====== INFORMATION SHOWN ======

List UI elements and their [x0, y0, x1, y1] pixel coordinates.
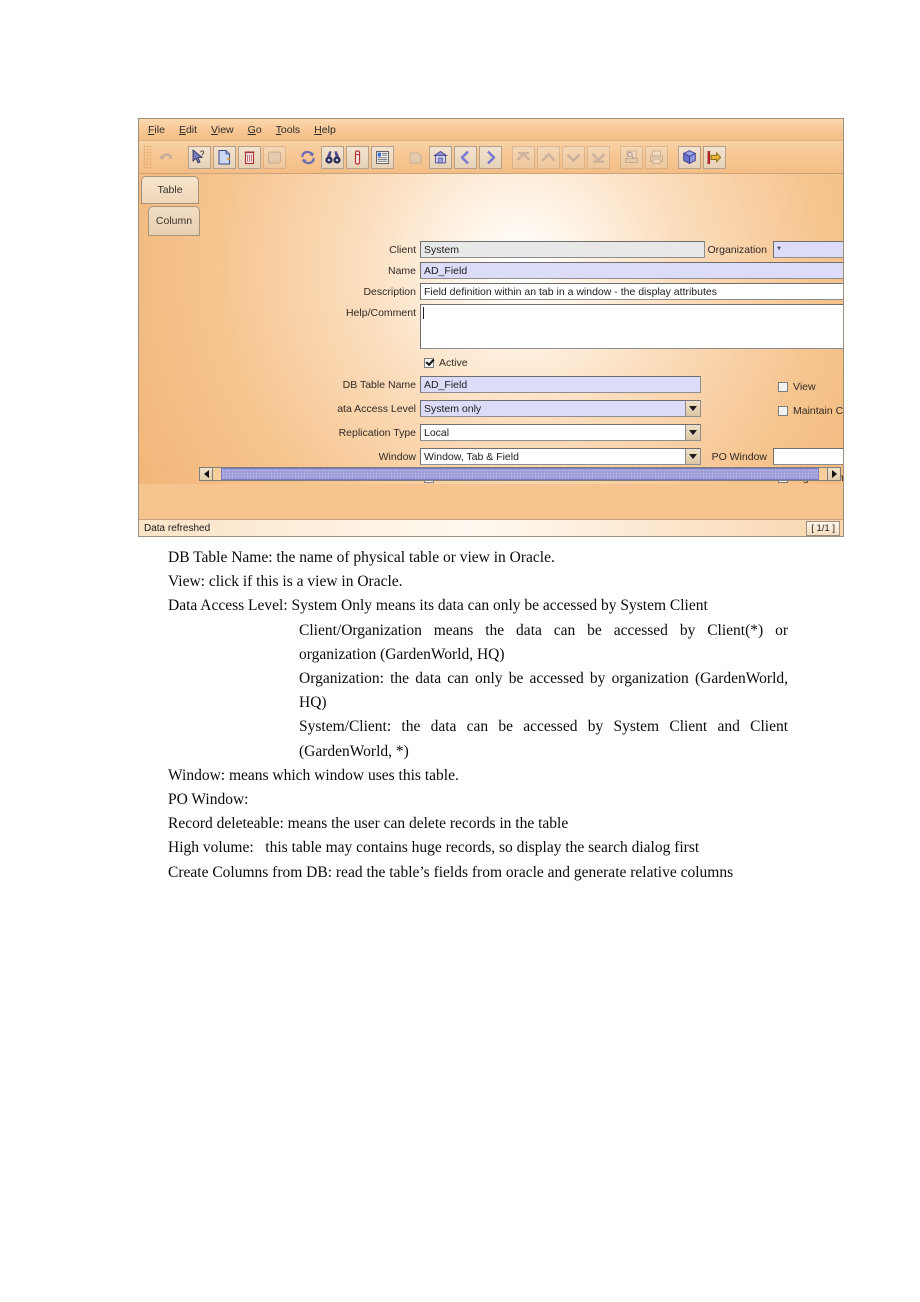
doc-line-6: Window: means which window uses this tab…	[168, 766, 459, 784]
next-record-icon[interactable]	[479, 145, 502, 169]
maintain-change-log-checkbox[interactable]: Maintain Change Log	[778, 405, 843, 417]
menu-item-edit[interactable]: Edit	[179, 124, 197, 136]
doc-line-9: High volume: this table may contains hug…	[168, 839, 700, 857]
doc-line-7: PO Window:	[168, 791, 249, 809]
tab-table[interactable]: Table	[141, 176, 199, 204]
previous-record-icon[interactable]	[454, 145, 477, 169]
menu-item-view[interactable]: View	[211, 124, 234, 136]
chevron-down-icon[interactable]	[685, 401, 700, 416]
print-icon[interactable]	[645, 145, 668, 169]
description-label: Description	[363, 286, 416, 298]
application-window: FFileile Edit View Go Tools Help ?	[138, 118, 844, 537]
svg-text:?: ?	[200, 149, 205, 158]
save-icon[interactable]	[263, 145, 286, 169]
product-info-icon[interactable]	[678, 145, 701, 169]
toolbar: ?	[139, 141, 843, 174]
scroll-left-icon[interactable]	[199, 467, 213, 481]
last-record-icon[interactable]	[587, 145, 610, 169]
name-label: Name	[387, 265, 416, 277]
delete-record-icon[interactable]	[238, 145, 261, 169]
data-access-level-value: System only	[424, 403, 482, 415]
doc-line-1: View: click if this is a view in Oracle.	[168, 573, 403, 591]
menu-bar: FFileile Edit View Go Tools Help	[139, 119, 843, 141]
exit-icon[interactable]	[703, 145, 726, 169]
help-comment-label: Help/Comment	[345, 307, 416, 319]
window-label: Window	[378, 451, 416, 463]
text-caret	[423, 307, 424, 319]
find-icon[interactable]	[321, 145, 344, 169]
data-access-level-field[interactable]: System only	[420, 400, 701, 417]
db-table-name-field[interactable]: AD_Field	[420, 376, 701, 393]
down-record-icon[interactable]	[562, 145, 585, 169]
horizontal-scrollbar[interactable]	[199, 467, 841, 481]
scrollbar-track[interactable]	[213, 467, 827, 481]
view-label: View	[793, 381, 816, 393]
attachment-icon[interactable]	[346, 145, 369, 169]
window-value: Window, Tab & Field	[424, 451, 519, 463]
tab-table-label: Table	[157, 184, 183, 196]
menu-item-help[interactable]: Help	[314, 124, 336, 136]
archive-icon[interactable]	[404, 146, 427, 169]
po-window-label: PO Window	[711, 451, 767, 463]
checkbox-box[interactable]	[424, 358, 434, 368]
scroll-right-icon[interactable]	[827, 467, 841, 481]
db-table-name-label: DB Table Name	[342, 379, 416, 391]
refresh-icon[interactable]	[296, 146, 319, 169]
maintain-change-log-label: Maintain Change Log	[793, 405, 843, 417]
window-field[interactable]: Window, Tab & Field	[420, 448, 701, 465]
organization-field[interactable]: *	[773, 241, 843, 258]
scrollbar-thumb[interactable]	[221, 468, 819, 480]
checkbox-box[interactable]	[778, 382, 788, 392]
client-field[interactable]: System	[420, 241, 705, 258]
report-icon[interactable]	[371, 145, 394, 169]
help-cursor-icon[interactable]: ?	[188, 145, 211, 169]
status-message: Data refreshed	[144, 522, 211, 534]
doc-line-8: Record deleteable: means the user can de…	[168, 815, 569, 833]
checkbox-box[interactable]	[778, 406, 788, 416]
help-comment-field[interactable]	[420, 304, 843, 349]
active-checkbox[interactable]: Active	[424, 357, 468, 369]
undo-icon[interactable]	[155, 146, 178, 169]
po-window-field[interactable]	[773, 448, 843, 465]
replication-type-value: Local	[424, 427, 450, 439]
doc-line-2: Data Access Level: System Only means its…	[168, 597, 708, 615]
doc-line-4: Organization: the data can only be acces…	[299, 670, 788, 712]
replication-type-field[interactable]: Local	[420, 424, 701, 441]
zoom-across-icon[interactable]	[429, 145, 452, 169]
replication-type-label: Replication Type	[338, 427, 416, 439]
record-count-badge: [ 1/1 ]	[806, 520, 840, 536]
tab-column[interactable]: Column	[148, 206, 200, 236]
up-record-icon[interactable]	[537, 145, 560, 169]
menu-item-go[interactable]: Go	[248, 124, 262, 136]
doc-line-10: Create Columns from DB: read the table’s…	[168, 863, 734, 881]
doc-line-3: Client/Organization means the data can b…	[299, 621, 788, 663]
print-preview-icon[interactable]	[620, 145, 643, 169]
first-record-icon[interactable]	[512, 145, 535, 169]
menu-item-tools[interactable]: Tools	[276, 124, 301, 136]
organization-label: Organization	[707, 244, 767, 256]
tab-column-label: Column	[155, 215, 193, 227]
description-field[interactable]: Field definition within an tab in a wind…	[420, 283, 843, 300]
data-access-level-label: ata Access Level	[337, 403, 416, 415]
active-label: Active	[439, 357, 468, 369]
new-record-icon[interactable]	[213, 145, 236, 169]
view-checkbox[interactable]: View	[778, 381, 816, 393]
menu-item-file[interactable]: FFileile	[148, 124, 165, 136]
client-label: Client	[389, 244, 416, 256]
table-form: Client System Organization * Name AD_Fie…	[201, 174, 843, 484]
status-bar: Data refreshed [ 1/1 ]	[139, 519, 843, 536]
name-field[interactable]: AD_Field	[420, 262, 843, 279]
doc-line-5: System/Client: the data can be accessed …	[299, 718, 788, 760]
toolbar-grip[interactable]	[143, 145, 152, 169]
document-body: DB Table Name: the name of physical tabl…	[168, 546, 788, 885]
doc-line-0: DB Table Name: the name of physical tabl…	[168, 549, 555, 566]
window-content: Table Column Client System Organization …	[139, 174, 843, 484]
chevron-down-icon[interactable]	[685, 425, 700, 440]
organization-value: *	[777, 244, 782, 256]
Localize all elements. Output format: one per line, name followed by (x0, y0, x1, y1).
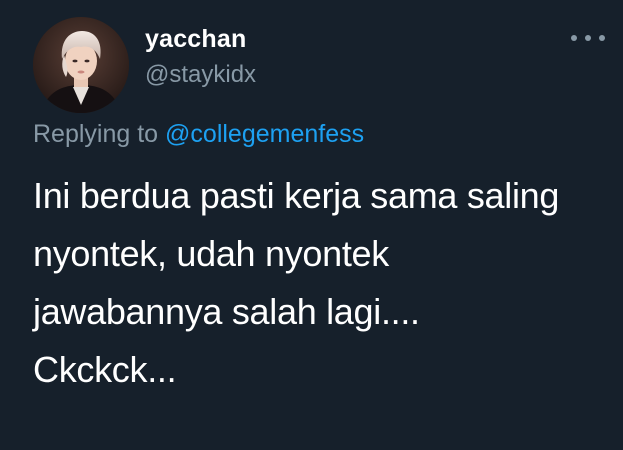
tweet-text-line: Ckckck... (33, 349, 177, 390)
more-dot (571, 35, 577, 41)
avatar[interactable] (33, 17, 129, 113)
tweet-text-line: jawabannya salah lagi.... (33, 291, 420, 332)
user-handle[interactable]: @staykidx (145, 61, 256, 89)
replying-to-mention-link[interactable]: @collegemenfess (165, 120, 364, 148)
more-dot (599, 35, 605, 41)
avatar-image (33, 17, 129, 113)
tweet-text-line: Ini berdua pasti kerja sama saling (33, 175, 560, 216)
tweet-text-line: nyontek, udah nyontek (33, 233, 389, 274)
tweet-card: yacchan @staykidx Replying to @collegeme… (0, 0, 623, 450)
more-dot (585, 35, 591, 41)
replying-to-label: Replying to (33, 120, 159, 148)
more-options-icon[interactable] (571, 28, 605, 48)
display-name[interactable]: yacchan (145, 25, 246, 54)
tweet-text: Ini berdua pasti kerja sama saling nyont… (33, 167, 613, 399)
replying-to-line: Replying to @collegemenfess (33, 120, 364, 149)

======

DIRECTION:
Reproduce verbatim the lines of the records from the line containing "doc-line-6: Window: means" through the line containing "124, 197, 136]", including both of those lines.

OUTPUT OF THE EXERCISE:
doc-line-6: Window: means which window uses this tab…	[168, 766, 459, 784]
next-record-icon[interactable]	[479, 145, 502, 169]
maintain-change-log-checkbox[interactable]: Maintain Change Log	[778, 405, 843, 417]
menu-item-edit[interactable]: Edit	[179, 124, 197, 136]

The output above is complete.